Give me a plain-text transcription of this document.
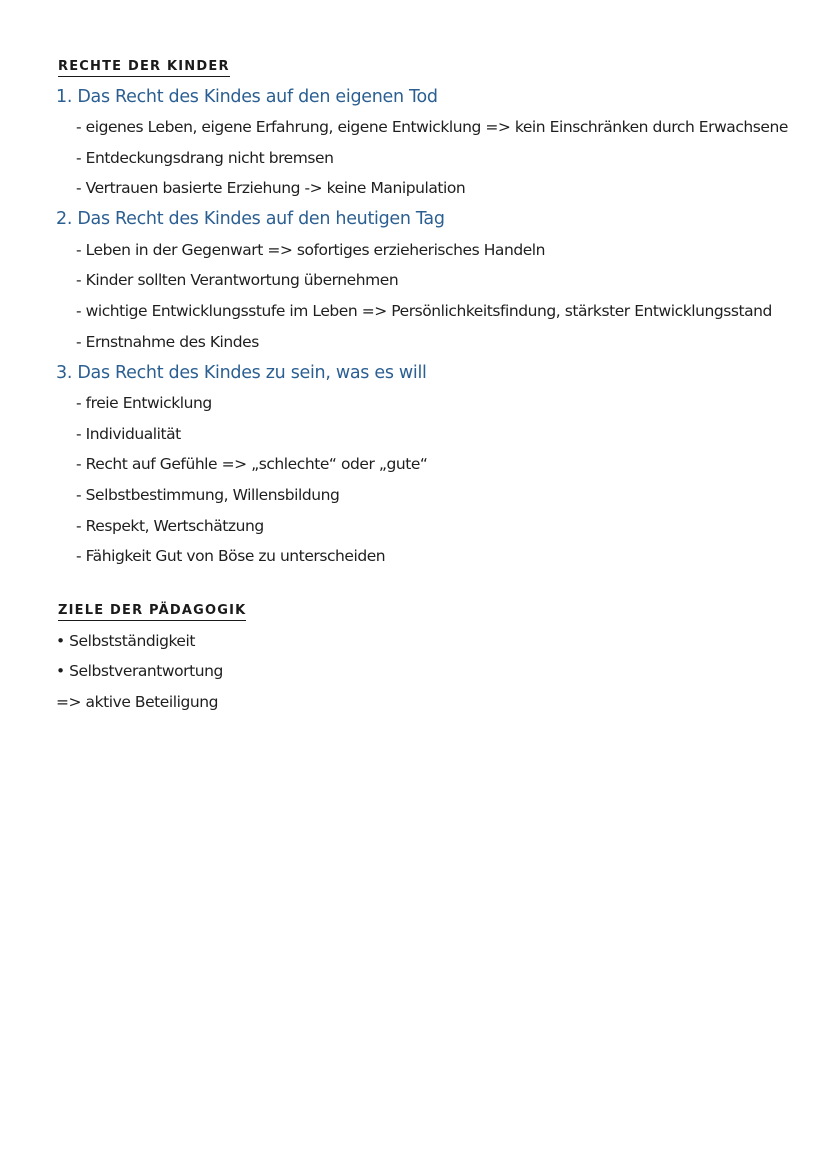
RECHTE DER KINDER
1. Das Recht des Kindes auf den eigenen Tod
- eigenes Leben, eigene Erfahrung, eigene Entwicklung => kein Einschränken durch Erwachsene
- Entdeckungsdrang nicht bremsen
- Vertrauen basierte Erziehung -> keine Manipulation
2. Das Recht des Kindes auf den heutigen Tag
- Leben in der Gegenwart => sofortiges erzieherisches Handeln
- Kinder sollten Verantwortung übernehmen
- wichtige Entwicklungsstufe im Leben => Persönlichkeitsfindung, stärkster Entwicklungsstand
- Ernstnahme des Kindes
3. Das Recht des Kindes zu sein, was es will
- freie Entwicklung
- Individualität
- Recht auf Gefühle => „schlechte“ oder „gute“
- Selbstbestimmung, Willensbildung
- Respekt, Wertschätzung
- Fähigkeit Gut von Böse zu unterscheiden
ZIELE DER PÄDAGOGIK
• Selbstständigkeit
• Selbstverantwortung
=> aktive Beteiligung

TASK OBJECTIVE :: Copy each entry exactly as written. Pictures do not belong in the copy.

EXERCISE OUTPUT ::
Give me a plain-text transcription of this document.
RECHTE DER KINDER
1. Das Recht des Kindes auf den eigenen Tod
- eigenes Leben, eigene Erfahrung, eigene Entwicklung => kein Einschränken durch Erwachsene
- Entdeckungsdrang nicht bremsen
- Vertrauen basierte Erziehung -> keine Manipulation
2. Das Recht des Kindes auf den heutigen Tag
- Leben in der Gegenwart => sofortiges erzieherisches Handeln
- Kinder sollten Verantwortung übernehmen
- wichtige Entwicklungsstufe im Leben => Persönlichkeitsfindung, stärkster Entwicklungsstand
- Ernstnahme des Kindes
3. Das Recht des Kindes zu sein, was es will
- freie Entwicklung
- Individualität
- Recht auf Gefühle => „schlechte“ oder „gute“
- Selbstbestimmung, Willensbildung
- Respekt, Wertschätzung
- Fähigkeit Gut von Böse zu unterscheiden
ZIELE DER PÄDAGOGIK
• Selbstständigkeit
• Selbstverantwortung
=> aktive Beteiligung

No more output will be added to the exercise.